>>>>>

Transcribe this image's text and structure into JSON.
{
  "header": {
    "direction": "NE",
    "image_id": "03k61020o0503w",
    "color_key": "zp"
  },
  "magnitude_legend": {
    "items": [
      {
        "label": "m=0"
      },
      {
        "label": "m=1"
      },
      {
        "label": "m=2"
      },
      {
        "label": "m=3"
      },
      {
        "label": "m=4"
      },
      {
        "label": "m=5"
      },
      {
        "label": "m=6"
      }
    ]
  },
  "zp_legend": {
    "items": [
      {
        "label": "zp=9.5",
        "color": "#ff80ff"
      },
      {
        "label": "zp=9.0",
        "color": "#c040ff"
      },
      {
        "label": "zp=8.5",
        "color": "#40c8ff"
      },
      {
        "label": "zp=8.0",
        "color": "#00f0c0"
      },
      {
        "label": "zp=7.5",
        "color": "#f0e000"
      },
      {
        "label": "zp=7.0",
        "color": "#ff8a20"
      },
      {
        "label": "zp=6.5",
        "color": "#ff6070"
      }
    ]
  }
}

<<<<<

**Exercise**
Extract each entry in full, exactly as given.

**Completed exercise**
Transcribe this image's text and structure into JSON.
{
  "header": {
    "direction": "NE",
    "image_id": "03k61020o0503w",
    "color_key": "zp"
  },
  "magnitude_legend": {
    "items": [
      {
        "label": "m=0"
      },
      {
        "label": "m=1"
      },
      {
        "label": "m=2"
      },
      {
        "label": "m=3"
      },
      {
        "label": "m=4"
      },
      {
        "label": "m=5"
      },
      {
        "label": "m=6"
      }
    ]
  },
  "zp_legend": {
    "items": [
      {
        "label": "zp=9.5",
        "color": "#ff80ff"
      },
      {
        "label": "zp=9.0",
        "color": "#c040ff"
      },
      {
        "label": "zp=8.5",
        "color": "#40c8ff"
      },
      {
        "label": "zp=8.0",
        "color": "#00f0c0"
      },
      {
        "label": "zp=7.5",
        "color": "#f0e000"
      },
      {
        "label": "zp=7.0",
        "color": "#ff8a20"
      },
      {
        "label": "zp=6.5",
        "color": "#ff6070"
      }
    ]
  }
}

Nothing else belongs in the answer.